Dataset records
..............................

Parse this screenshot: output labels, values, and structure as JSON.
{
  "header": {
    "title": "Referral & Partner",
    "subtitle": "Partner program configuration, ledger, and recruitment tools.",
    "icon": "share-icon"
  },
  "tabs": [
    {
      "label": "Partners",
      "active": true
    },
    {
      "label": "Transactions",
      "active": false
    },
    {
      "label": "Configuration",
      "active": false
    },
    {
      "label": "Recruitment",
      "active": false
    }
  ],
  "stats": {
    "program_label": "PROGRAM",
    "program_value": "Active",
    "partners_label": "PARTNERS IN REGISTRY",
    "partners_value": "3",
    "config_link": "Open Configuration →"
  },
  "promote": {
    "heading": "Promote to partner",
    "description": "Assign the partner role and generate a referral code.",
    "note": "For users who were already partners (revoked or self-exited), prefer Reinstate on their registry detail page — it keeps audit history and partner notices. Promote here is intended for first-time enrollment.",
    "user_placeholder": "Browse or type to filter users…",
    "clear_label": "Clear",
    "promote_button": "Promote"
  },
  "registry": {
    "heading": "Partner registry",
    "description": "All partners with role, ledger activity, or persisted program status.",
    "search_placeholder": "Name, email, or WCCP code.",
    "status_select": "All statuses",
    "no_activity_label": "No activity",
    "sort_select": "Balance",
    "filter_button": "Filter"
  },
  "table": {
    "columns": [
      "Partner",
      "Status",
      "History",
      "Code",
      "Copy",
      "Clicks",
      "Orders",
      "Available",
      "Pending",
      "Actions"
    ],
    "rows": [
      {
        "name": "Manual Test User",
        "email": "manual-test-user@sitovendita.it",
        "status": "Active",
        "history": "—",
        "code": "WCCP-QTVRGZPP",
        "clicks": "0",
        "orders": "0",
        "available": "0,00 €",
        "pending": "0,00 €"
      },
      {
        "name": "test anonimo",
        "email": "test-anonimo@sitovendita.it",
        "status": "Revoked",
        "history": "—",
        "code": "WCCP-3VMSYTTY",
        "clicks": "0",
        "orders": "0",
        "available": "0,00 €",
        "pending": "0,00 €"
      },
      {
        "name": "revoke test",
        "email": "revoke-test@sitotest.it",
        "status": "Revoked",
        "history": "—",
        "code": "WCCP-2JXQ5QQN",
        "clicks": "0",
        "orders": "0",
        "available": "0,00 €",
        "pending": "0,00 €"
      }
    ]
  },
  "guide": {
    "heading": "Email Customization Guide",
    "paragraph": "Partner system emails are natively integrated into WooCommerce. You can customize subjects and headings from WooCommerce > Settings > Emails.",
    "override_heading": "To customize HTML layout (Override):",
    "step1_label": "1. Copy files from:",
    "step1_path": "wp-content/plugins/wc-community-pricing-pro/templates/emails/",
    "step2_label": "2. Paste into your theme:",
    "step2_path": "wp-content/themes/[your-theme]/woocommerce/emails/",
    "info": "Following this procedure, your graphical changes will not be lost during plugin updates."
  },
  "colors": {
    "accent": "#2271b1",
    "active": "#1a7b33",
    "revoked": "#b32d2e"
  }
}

..............................

= Job =
Look through the entries above. Extract each line with the word "ledger".

= Output for this exercise =
    "subtitle": "Partner program configuration, ledger, and recruitment tools.",
    "description": "All partners with role, ledger activity, or persisted program status.",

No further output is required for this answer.